====== THE INPUT
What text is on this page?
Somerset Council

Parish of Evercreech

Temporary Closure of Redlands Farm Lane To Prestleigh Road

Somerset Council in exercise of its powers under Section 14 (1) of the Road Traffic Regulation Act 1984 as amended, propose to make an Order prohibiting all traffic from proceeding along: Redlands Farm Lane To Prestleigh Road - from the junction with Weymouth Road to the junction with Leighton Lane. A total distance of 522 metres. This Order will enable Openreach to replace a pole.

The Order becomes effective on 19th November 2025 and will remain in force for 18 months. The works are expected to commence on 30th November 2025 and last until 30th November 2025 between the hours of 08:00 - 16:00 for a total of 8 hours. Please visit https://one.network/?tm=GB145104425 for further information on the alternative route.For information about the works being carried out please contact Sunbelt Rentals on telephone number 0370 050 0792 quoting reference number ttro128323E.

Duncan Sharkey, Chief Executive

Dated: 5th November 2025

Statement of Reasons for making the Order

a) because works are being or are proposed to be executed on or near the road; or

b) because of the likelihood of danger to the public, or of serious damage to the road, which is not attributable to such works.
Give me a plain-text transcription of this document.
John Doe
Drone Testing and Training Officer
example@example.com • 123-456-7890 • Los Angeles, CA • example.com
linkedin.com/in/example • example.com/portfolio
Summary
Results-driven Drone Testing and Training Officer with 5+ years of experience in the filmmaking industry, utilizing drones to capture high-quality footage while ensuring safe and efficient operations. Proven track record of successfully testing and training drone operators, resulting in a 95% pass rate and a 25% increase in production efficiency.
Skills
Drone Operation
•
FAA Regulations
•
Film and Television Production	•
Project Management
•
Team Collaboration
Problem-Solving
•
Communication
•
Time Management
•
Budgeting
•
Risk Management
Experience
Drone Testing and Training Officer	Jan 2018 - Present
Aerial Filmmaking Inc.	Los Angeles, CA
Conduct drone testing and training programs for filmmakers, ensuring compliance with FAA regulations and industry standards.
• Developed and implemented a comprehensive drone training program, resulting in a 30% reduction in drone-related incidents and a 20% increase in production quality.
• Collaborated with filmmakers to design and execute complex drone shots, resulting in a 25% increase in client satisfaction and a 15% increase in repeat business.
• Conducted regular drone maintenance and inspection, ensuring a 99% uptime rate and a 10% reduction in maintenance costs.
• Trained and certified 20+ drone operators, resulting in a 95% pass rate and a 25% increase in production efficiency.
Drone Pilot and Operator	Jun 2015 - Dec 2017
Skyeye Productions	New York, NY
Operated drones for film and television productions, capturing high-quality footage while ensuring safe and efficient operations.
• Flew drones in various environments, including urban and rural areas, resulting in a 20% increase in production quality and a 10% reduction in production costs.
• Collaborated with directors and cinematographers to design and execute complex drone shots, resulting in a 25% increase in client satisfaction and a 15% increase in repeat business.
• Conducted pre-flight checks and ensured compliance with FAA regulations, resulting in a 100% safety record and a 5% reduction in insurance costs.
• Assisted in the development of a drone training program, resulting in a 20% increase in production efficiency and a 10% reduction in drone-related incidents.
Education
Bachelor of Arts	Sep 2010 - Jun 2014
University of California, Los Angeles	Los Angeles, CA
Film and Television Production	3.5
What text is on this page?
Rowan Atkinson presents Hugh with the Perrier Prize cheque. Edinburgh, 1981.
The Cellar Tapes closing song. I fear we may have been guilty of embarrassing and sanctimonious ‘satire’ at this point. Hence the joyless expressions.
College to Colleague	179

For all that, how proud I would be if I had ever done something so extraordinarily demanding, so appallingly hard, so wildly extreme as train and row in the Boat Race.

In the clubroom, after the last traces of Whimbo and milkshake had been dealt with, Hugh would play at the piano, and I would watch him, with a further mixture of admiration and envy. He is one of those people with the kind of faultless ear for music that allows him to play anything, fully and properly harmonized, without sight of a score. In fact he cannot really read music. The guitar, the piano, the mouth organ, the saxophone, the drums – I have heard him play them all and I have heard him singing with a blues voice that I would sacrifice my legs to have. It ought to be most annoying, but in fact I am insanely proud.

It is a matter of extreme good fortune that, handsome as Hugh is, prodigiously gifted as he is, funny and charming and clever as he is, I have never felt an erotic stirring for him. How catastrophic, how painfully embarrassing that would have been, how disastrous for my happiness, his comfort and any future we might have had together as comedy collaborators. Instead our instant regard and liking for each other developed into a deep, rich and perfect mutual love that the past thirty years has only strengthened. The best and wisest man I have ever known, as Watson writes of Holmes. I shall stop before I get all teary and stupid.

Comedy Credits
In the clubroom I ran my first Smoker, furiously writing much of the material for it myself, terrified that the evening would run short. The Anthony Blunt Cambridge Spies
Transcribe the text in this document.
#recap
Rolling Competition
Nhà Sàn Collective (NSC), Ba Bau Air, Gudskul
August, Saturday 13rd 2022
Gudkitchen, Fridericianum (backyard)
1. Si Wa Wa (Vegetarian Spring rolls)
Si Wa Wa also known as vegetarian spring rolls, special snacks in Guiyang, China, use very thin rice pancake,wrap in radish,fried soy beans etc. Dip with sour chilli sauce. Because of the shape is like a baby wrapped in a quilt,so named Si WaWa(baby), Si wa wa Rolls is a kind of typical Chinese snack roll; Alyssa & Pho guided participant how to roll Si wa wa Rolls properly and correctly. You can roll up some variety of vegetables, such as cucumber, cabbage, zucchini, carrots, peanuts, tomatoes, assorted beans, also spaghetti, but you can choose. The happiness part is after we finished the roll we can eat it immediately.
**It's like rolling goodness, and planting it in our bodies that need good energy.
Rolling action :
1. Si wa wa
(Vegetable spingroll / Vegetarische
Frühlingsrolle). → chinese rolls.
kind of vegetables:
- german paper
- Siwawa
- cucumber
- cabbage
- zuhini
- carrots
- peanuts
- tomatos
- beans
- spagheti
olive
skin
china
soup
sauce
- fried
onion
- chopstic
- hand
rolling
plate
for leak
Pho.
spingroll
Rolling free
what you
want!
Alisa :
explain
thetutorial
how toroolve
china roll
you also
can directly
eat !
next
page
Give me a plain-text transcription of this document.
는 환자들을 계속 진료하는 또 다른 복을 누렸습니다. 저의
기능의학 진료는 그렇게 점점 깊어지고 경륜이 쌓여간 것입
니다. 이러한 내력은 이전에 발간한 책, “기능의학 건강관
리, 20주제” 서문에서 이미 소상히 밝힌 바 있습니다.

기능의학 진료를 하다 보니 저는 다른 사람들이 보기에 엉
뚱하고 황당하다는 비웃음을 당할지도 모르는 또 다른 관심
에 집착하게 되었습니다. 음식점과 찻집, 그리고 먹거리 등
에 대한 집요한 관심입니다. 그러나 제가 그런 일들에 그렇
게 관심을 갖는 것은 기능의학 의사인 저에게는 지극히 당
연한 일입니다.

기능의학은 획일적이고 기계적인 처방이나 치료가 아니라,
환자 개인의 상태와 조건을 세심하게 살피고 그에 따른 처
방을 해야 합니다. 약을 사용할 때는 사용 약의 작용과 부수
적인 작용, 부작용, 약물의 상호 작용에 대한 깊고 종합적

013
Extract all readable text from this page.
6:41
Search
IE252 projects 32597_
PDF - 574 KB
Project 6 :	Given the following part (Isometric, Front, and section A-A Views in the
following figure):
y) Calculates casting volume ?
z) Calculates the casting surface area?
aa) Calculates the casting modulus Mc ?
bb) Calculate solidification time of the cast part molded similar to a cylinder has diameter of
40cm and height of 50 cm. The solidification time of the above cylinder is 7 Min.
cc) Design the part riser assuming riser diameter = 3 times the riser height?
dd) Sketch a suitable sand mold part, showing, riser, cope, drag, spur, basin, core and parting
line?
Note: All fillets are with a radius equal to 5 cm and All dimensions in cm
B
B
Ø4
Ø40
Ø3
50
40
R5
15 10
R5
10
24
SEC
============
# [SHORT TASK]
Retype every record above exactly as it appears.

# [ANSWER]
What text is on this page?
Somerset Council

Parish of Evercreech

Temporary Closure of Redlands Farm Lane To Prestleigh Road

Somerset Council in exercise of its powers under Section 14 (1) of the Road Traffic Regulation Act 1984 as amended, propose to make an Order prohibiting all traffic from proceeding along: Redlands Farm Lane To Prestleigh Road - from the junction with Weymouth Road to the junction with Leighton Lane. A total distance of 522 metres. This Order will enable Openreach to replace a pole.

The Order becomes effective on 19th November 2025 and will remain in force for 18 months. The works are expected to commence on 30th November 2025 and last until 30th November 2025 between the hours of 08:00 - 16:00 for a total of 8 hours. Please visit https://one.network/?tm=GB145104425 for further information on the alternative route.For information about the works being carried out please contact Sunbelt Rentals on telephone number 0370 050 0792 quoting reference number ttro128323E.

Duncan Sharkey, Chief Executive

Dated: 5th November 2025

Statement of Reasons for making the Order

a) because works are being or are proposed to be executed on or near the road; or

b) because of the likelihood of danger to the public, or of serious damage to the road, which is not attributable to such works.
Give me a plain-text transcription of this document.
John Doe
Drone Testing and Training Officer
example@example.com • 123-456-7890 • Los Angeles, CA • example.com
linkedin.com/in/example • example.com/portfolio
Summary
Results-driven Drone Testing and Training Officer with 5+ years of experience in the filmmaking industry, utilizing drones to capture high-quality footage while ensuring safe and efficient operations. Proven track record of successfully testing and training drone operators, resulting in a 95% pass rate and a 25% increase in production efficiency.
Skills
Drone Operation
•
FAA Regulations
•
Film and Television Production	•
Project Management
•
Team Collaboration
Problem-Solving
•
Communication
•
Time Management
•
Budgeting
•
Risk Management
Experience
Drone Testing and Training Officer	Jan 2018 - Present
Aerial Filmmaking Inc.	Los Angeles, CA
Conduct drone testing and training programs for filmmakers, ensuring compliance with FAA regulations and industry standards.
• Developed and implemented a comprehensive drone training program, resulting in a 30% reduction in drone-related incidents and a 20% increase in production quality.
• Collaborated with filmmakers to design and execute complex drone shots, resulting in a 25% increase in client satisfaction and a 15% increase in repeat business.
• Conducted regular drone maintenance and inspection, ensuring a 99% uptime rate and a 10% reduction in maintenance costs.
• Trained and certified 20+ drone operators, resulting in a 95% pass rate and a 25% increase in production efficiency.
Drone Pilot and Operator	Jun 2015 - Dec 2017
Skyeye Productions	New York, NY
Operated drones for film and television productions, capturing high-quality footage while ensuring safe and efficient operations.
• Flew drones in various environments, including urban and rural areas, resulting in a 20% increase in production quality and a 10% reduction in production costs.
• Collaborated with directors and cinematographers to design and execute complex drone shots, resulting in a 25% increase in client satisfaction and a 15% increase in repeat business.
• Conducted pre-flight checks and ensured compliance with FAA regulations, resulting in a 100% safety record and a 5% reduction in insurance costs.
• Assisted in the development of a drone training program, resulting in a 20% increase in production efficiency and a 10% reduction in drone-related incidents.
Education
Bachelor of Arts	Sep 2010 - Jun 2014
University of California, Los Angeles	Los Angeles, CA
Film and Television Production	3.5
What text is on this page?
Rowan Atkinson presents Hugh with the Perrier Prize cheque. Edinburgh, 1981.
The Cellar Tapes closing song. I fear we may have been guilty of embarrassing and sanctimonious ‘satire’ at this point. Hence the joyless expressions.
College to Colleague	179

For all that, how proud I would be if I had ever done something so extraordinarily demanding, so appallingly hard, so wildly extreme as train and row in the Boat Race.

In the clubroom, after the last traces of Whimbo and milkshake had been dealt with, Hugh would play at the piano, and I would watch him, with a further mixture of admiration and envy. He is one of those people with the kind of faultless ear for music that allows him to play anything, fully and properly harmonized, without sight of a score. In fact he cannot really read music. The guitar, the piano, the mouth organ, the saxophone, the drums – I have heard him play them all and I have heard him singing with a blues voice that I would sacrifice my legs to have. It ought to be most annoying, but in fact I am insanely proud.

It is a matter of extreme good fortune that, handsome as Hugh is, prodigiously gifted as he is, funny and charming and clever as he is, I have never felt an erotic stirring for him. How catastrophic, how painfully embarrassing that would have been, how disastrous for my happiness, his comfort and any future we might have had together as comedy collaborators. Instead our instant regard and liking for each other developed into a deep, rich and perfect mutual love that the past thirty years has only strengthened. The best and wisest man I have ever known, as Watson writes of Holmes. I shall stop before I get all teary and stupid.

Comedy Credits
In the clubroom I ran my first Smoker, furiously writing much of the material for it myself, terrified that the evening would run short. The Anthony Blunt Cambridge Spies
Transcribe the text in this document.
#recap
Rolling Competition
Nhà Sàn Collective (NSC), Ba Bau Air, Gudskul
August, Saturday 13rd 2022
Gudkitchen, Fridericianum (backyard)
1. Si Wa Wa (Vegetarian Spring rolls)
Si Wa Wa also known as vegetarian spring rolls, special snacks in Guiyang, China, use very thin rice pancake,wrap in radish,fried soy beans etc. Dip with sour chilli sauce. Because of the shape is like a baby wrapped in a quilt,so named Si WaWa(baby), Si wa wa Rolls is a kind of typical Chinese snack roll; Alyssa & Pho guided participant how to roll Si wa wa Rolls properly and correctly. You can roll up some variety of vegetables, such as cucumber, cabbage, zucchini, carrots, peanuts, tomatoes, assorted beans, also spaghetti, but you can choose. The happiness part is after we finished the roll we can eat it immediately.
**It's like rolling goodness, and planting it in our bodies that need good energy.
Rolling action :
1. Si wa wa
(Vegetable spingroll / Vegetarische
Frühlingsrolle). → chinese rolls.
kind of vegetables:
- german paper
- Siwawa
- cucumber
- cabbage
- zuhini
- carrots
- peanuts
- tomatos
- beans
- spagheti
olive
skin
china
soup
sauce
- fried
onion
- chopstic
- hand
rolling
plate
for leak
Pho.
spingroll
Rolling free
what you
want!
Alisa :
explain
thetutorial
how toroolve
china roll
you also
can directly
eat !
next
page
Give me a plain-text transcription of this document.
는 환자들을 계속 진료하는 또 다른 복을 누렸습니다. 저의
기능의학 진료는 그렇게 점점 깊어지고 경륜이 쌓여간 것입
니다. 이러한 내력은 이전에 발간한 책, “기능의학 건강관
리, 20주제” 서문에서 이미 소상히 밝힌 바 있습니다.

기능의학 진료를 하다 보니 저는 다른 사람들이 보기에 엉
뚱하고 황당하다는 비웃음을 당할지도 모르는 또 다른 관심
에 집착하게 되었습니다. 음식점과 찻집, 그리고 먹거리 등
에 대한 집요한 관심입니다. 그러나 제가 그런 일들에 그렇
게 관심을 갖는 것은 기능의학 의사인 저에게는 지극히 당
연한 일입니다.

기능의학은 획일적이고 기계적인 처방이나 치료가 아니라,
환자 개인의 상태와 조건을 세심하게 살피고 그에 따른 처
방을 해야 합니다. 약을 사용할 때는 사용 약의 작용과 부수
적인 작용, 부작용, 약물의 상호 작용에 대한 깊고 종합적

013
Extract all readable text from this page.
6:41
Search
IE252 projects 32597_
PDF - 574 KB
Project 6 :	Given the following part (Isometric, Front, and section A-A Views in the
following figure):
y) Calculates casting volume ?
z) Calculates the casting surface area?
aa) Calculates the casting modulus Mc ?
bb) Calculate solidification time of the cast part molded similar to a cylinder has diameter of
40cm and height of 50 cm. The solidification time of the above cylinder is 7 Min.
cc) Design the part riser assuming riser diameter = 3 times the riser height?
dd) Sketch a suitable sand mold part, showing, riser, cope, drag, spur, basin, core and parting
line?
Note: All fillets are with a radius equal to 5 cm and All dimensions in cm
B
B
Ø4
Ø40
Ø3
50
40
R5
15 10
R5
10
24
SEC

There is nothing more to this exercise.